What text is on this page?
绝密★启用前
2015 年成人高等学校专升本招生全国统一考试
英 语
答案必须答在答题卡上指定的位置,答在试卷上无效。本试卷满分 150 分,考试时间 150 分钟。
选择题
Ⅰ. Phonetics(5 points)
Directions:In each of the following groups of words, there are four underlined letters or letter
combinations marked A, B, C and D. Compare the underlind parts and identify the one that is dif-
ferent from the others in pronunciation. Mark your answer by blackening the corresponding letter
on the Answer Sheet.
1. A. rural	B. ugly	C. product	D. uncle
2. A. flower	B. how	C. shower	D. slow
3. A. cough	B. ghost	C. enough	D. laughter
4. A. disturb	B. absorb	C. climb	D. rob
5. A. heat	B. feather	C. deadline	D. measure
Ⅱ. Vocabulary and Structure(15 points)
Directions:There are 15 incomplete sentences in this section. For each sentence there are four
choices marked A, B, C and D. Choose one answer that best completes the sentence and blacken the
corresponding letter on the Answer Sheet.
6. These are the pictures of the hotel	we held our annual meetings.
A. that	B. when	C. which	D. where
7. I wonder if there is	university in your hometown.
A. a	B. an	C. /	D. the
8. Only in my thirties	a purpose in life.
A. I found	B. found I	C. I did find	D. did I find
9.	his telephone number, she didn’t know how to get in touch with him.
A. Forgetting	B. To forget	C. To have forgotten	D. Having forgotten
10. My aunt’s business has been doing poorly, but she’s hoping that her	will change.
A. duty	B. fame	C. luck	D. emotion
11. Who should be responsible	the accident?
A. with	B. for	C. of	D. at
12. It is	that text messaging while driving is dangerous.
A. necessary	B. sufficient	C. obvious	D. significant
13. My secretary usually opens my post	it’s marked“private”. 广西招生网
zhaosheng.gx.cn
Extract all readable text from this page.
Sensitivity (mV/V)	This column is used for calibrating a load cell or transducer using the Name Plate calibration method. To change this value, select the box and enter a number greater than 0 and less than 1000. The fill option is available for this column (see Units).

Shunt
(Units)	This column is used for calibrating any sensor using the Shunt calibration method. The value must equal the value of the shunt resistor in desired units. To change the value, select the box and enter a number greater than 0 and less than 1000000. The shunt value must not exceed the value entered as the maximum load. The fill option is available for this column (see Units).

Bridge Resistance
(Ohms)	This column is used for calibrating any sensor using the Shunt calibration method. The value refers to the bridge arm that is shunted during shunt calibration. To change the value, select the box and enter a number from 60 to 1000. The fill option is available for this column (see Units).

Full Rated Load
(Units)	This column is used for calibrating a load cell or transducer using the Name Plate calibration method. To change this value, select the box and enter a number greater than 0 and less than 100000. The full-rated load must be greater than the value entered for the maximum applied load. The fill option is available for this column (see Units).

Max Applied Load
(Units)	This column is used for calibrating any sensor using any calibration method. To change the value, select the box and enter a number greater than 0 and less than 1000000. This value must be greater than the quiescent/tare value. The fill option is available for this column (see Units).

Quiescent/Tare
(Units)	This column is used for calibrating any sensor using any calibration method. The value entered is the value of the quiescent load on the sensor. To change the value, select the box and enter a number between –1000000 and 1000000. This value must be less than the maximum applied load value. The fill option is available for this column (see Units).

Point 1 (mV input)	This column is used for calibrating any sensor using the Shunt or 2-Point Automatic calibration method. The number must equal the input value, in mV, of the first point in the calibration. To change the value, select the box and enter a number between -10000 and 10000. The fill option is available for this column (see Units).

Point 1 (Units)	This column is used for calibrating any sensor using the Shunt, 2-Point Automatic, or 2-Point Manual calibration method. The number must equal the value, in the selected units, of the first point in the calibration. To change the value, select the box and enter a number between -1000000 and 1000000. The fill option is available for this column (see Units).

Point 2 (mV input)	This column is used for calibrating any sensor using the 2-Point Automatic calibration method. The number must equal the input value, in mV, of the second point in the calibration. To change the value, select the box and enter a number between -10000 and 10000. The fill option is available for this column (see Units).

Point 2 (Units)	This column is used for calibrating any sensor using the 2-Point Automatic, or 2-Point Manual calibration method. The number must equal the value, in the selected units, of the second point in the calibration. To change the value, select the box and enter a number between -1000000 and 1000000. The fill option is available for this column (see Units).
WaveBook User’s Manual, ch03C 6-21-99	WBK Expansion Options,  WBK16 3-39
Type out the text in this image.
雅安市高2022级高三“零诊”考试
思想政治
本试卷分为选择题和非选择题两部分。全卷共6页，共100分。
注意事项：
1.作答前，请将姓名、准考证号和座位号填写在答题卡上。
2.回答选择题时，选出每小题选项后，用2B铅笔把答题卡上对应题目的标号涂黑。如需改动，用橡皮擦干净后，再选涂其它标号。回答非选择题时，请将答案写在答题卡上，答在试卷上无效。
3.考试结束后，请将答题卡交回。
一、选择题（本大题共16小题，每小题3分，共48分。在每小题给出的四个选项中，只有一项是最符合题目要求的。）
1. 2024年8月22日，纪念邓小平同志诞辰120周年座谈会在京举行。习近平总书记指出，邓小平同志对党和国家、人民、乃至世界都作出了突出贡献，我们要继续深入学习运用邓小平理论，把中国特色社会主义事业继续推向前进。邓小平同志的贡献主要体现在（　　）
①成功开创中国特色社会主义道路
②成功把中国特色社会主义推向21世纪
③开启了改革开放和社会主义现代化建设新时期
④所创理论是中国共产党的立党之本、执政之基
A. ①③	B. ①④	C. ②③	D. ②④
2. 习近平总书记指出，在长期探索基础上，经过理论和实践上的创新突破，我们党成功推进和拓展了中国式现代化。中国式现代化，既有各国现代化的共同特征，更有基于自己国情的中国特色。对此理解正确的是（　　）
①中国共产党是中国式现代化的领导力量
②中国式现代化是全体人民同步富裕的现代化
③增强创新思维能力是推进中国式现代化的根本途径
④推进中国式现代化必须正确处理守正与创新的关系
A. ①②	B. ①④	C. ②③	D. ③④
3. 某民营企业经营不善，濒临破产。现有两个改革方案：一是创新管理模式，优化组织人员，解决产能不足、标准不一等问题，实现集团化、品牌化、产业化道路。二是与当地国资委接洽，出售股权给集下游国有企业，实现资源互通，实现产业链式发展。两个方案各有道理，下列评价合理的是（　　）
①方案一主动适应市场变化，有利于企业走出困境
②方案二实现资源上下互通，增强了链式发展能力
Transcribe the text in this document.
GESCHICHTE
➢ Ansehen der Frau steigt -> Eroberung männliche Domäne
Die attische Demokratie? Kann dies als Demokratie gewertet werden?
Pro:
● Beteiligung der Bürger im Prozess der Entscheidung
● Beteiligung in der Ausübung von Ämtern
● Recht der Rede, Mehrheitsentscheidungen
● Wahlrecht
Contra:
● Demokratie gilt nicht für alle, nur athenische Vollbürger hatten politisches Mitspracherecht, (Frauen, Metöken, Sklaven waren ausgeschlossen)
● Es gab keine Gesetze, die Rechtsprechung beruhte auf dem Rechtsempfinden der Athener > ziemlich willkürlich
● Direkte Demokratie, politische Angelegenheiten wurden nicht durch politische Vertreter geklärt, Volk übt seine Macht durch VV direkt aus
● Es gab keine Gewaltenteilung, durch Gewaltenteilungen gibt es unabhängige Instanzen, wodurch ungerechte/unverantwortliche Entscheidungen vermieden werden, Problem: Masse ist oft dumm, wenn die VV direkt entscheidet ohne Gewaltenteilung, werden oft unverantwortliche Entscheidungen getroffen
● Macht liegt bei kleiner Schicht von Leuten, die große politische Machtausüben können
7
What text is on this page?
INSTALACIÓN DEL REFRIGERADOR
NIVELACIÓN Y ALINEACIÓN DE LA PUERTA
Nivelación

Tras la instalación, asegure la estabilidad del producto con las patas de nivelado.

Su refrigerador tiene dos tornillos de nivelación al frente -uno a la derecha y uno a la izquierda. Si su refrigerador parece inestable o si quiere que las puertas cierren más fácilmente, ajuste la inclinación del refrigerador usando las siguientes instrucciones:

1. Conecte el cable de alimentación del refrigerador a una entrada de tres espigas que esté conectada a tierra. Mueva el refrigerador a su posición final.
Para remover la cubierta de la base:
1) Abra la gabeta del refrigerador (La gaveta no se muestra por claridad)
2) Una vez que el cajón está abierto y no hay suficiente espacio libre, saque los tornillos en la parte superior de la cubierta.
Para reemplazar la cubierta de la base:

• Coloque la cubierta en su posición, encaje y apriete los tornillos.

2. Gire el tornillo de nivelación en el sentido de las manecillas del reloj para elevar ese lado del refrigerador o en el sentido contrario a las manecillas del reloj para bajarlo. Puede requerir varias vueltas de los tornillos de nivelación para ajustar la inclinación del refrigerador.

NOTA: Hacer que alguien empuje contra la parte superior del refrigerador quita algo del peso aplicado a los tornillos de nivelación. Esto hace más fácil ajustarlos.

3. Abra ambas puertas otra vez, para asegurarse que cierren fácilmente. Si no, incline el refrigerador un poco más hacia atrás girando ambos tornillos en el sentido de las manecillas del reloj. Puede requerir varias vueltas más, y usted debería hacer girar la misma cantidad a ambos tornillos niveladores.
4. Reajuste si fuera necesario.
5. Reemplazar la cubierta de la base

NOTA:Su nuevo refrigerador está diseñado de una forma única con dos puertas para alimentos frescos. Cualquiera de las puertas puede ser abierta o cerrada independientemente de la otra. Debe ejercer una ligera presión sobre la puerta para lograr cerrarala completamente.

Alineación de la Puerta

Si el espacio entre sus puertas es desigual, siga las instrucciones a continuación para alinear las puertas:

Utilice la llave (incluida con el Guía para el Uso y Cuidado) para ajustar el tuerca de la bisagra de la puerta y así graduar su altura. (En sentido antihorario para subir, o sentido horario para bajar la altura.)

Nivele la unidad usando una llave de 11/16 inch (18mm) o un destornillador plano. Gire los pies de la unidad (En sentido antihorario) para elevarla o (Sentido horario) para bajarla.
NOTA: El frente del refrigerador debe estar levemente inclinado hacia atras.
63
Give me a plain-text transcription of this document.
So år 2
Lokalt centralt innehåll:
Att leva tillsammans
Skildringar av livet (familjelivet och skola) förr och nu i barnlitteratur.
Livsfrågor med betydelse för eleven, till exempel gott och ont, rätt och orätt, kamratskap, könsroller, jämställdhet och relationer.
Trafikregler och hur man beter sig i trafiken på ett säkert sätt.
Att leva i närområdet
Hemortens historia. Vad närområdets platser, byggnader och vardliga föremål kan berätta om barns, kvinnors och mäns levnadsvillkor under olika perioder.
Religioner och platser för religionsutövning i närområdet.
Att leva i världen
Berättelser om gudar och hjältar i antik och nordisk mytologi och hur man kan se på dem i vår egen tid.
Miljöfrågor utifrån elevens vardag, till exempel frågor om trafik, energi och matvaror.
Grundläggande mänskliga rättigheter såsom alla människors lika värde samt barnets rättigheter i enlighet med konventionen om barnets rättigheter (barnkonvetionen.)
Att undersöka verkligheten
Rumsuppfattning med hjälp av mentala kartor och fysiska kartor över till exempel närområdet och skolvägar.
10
_ _ _ _ _ _ _
## [What is needed]
Wherever the string "parte" appears in the entries above, list that line.

## [Output below]
2) Una vez que el cajón está abierto y no hay suficiente espacio libre, saque los tornillos en la parte superior de la cubierta.
NOTA: Hacer que alguien empuje contra la parte superior del refrigerador quita algo del peso aplicado a los tornillos de nivelación. Esto hace más fácil ajustarlos.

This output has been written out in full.